[Collected data entries]
━━━━━━━━━━━━━━━━━━━━

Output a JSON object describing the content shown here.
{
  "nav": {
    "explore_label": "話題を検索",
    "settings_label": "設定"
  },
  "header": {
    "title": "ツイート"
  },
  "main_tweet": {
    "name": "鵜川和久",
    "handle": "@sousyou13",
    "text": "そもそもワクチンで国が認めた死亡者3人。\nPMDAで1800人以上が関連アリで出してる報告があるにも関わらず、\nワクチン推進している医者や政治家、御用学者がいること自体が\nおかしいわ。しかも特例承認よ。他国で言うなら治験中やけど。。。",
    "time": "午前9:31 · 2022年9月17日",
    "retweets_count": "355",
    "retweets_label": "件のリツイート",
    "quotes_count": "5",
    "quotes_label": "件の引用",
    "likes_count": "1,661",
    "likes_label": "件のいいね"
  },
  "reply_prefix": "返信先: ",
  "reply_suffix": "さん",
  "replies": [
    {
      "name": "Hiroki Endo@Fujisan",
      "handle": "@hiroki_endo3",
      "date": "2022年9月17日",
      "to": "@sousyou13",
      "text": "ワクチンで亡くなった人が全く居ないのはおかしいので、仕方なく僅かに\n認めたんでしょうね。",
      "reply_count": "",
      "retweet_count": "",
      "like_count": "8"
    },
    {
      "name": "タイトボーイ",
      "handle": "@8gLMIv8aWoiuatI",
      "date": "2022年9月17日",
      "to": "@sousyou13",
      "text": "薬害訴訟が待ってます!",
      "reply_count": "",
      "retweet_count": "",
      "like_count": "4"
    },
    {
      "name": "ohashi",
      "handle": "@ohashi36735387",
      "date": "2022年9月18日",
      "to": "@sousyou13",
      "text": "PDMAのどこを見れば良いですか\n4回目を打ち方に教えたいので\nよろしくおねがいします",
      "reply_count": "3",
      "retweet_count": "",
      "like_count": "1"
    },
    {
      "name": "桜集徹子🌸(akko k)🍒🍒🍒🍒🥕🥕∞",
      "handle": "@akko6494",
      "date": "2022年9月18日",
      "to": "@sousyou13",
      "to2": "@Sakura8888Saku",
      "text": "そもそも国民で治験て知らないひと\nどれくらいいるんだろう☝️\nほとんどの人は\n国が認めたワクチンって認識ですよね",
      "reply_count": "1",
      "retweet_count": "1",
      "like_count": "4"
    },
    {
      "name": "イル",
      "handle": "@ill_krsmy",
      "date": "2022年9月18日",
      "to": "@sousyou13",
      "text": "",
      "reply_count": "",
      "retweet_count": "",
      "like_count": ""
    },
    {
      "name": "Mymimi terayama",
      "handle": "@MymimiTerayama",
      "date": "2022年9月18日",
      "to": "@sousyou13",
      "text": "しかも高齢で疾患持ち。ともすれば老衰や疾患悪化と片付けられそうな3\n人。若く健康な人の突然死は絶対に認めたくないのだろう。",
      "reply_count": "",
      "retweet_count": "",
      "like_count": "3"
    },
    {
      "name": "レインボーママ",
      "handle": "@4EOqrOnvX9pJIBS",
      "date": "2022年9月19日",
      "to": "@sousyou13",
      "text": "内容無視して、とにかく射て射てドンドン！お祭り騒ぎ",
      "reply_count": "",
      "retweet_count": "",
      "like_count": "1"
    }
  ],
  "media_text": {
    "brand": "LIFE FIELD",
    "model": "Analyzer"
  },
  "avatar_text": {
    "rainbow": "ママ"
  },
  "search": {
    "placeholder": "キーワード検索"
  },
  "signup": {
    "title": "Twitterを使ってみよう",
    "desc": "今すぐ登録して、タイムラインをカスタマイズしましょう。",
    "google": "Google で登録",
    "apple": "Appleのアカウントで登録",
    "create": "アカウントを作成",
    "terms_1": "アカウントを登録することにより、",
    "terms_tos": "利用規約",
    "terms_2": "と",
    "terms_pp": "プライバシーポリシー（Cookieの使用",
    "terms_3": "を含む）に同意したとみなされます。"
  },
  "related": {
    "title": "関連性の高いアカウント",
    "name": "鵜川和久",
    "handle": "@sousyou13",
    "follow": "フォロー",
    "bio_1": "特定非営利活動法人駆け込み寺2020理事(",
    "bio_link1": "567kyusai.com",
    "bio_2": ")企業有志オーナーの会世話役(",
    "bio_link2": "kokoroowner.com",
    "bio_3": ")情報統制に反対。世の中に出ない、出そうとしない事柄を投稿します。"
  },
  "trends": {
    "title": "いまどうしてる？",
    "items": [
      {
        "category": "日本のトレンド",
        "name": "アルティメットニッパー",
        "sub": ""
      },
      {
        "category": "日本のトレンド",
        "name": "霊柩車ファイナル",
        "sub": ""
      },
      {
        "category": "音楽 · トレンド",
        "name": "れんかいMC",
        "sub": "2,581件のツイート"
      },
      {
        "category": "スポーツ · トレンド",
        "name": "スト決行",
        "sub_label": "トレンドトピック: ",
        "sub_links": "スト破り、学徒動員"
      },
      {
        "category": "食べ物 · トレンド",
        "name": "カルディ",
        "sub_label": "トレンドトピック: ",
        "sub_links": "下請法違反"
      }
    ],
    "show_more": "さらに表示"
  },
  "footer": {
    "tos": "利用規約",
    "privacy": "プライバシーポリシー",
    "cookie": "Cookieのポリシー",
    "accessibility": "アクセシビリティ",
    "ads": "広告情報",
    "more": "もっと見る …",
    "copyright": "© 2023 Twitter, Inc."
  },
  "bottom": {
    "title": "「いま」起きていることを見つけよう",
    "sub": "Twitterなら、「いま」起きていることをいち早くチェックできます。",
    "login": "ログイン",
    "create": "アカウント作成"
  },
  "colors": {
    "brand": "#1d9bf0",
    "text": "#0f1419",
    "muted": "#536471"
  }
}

━━━━━━━━━━━━━━━━━━━━

Print every entry exactly as written.

Output a JSON object describing the content shown here.
{
  "nav": {
    "explore_label": "話題を検索",
    "settings_label": "設定"
  },
  "header": {
    "title": "ツイート"
  },
  "main_tweet": {
    "name": "鵜川和久",
    "handle": "@sousyou13",
    "text": "そもそもワクチンで国が認めた死亡者3人。\nPMDAで1800人以上が関連アリで出してる報告があるにも関わらず、\nワクチン推進している医者や政治家、御用学者がいること自体が\nおかしいわ。しかも特例承認よ。他国で言うなら治験中やけど。。。",
    "time": "午前9:31 · 2022年9月17日",
    "retweets_count": "355",
    "retweets_label": "件のリツイート",
    "quotes_count": "5",
    "quotes_label": "件の引用",
    "likes_count": "1,661",
    "likes_label": "件のいいね"
  },
  "reply_prefix": "返信先: ",
  "reply_suffix": "さん",
  "replies": [
    {
      "name": "Hiroki Endo@Fujisan",
      "handle": "@hiroki_endo3",
      "date": "2022年9月17日",
      "to": "@sousyou13",
      "text": "ワクチンで亡くなった人が全く居ないのはおかしいので、仕方なく僅かに\n認めたんでしょうね。",
      "reply_count": "",
      "retweet_count": "",
      "like_count": "8"
    },
    {
      "name": "タイトボーイ",
      "handle": "@8gLMIv8aWoiuatI",
      "date": "2022年9月17日",
      "to": "@sousyou13",
      "text": "薬害訴訟が待ってます!",
      "reply_count": "",
      "retweet_count": "",
      "like_count": "4"
    },
    {
      "name": "ohashi",
      "handle": "@ohashi36735387",
      "date": "2022年9月18日",
      "to": "@sousyou13",
      "text": "PDMAのどこを見れば良いですか\n4回目を打ち方に教えたいので\nよろしくおねがいします",
      "reply_count": "3",
      "retweet_count": "",
      "like_count": "1"
    },
    {
      "name": "桜集徹子🌸(akko k)🍒🍒🍒🍒🥕🥕∞",
      "handle": "@akko6494",
      "date": "2022年9月18日",
      "to": "@sousyou13",
      "to2": "@Sakura8888Saku",
      "text": "そもそも国民で治験て知らないひと\nどれくらいいるんだろう☝️\nほとんどの人は\n国が認めたワクチンって認識ですよね",
      "reply_count": "1",
      "retweet_count": "1",
      "like_count": "4"
    },
    {
      "name": "イル",
      "handle": "@ill_krsmy",
      "date": "2022年9月18日",
      "to": "@sousyou13",
      "text": "",
      "reply_count": "",
      "retweet_count": "",
      "like_count": ""
    },
    {
      "name": "Mymimi terayama",
      "handle": "@MymimiTerayama",
      "date": "2022年9月18日",
      "to": "@sousyou13",
      "text": "しかも高齢で疾患持ち。ともすれば老衰や疾患悪化と片付けられそうな3\n人。若く健康な人の突然死は絶対に認めたくないのだろう。",
      "reply_count": "",
      "retweet_count": "",
      "like_count": "3"
    },
    {
      "name": "レインボーママ",
      "handle": "@4EOqrOnvX9pJIBS",
      "date": "2022年9月19日",
      "to": "@sousyou13",
      "text": "内容無視して、とにかく射て射てドンドン！お祭り騒ぎ",
      "reply_count": "",
      "retweet_count": "",
      "like_count": "1"
    }
  ],
  "media_text": {
    "brand": "LIFE FIELD",
    "model": "Analyzer"
  },
  "avatar_text": {
    "rainbow": "ママ"
  },
  "search": {
    "placeholder": "キーワード検索"
  },
  "signup": {
    "title": "Twitterを使ってみよう",
    "desc": "今すぐ登録して、タイムラインをカスタマイズしましょう。",
    "google": "Google で登録",
    "apple": "Appleのアカウントで登録",
    "create": "アカウントを作成",
    "terms_1": "アカウントを登録することにより、",
    "terms_tos": "利用規約",
    "terms_2": "と",
    "terms_pp": "プライバシーポリシー（Cookieの使用",
    "terms_3": "を含む）に同意したとみなされます。"
  },
  "related": {
    "title": "関連性の高いアカウント",
    "name": "鵜川和久",
    "handle": "@sousyou13",
    "follow": "フォロー",
    "bio_1": "特定非営利活動法人駆け込み寺2020理事(",
    "bio_link1": "567kyusai.com",
    "bio_2": ")企業有志オーナーの会世話役(",
    "bio_link2": "kokoroowner.com",
    "bio_3": ")情報統制に反対。世の中に出ない、出そうとしない事柄を投稿します。"
  },
  "trends": {
    "title": "いまどうしてる？",
    "items": [
      {
        "category": "日本のトレンド",
        "name": "アルティメットニッパー",
        "sub": ""
      },
      {
        "category": "日本のトレンド",
        "name": "霊柩車ファイナル",
        "sub": ""
      },
      {
        "category": "音楽 · トレンド",
        "name": "れんかいMC",
        "sub": "2,581件のツイート"
      },
      {
        "category": "スポーツ · トレンド",
        "name": "スト決行",
        "sub_label": "トレンドトピック: ",
        "sub_links": "スト破り、学徒動員"
      },
      {
        "category": "食べ物 · トレンド",
        "name": "カルディ",
        "sub_label": "トレンドトピック: ",
        "sub_links": "下請法違反"
      }
    ],
    "show_more": "さらに表示"
  },
  "footer": {
    "tos": "利用規約",
    "privacy": "プライバシーポリシー",
    "cookie": "Cookieのポリシー",
    "accessibility": "アクセシビリティ",
    "ads": "広告情報",
    "more": "もっと見る …",
    "copyright": "© 2023 Twitter, Inc."
  },
  "bottom": {
    "title": "「いま」起きていることを見つけよう",
    "sub": "Twitterなら、「いま」起きていることをいち早くチェックできます。",
    "login": "ログイン",
    "create": "アカウント作成"
  },
  "colors": {
    "brand": "#1d9bf0",
    "text": "#0f1419",
    "muted": "#536471"
  }
}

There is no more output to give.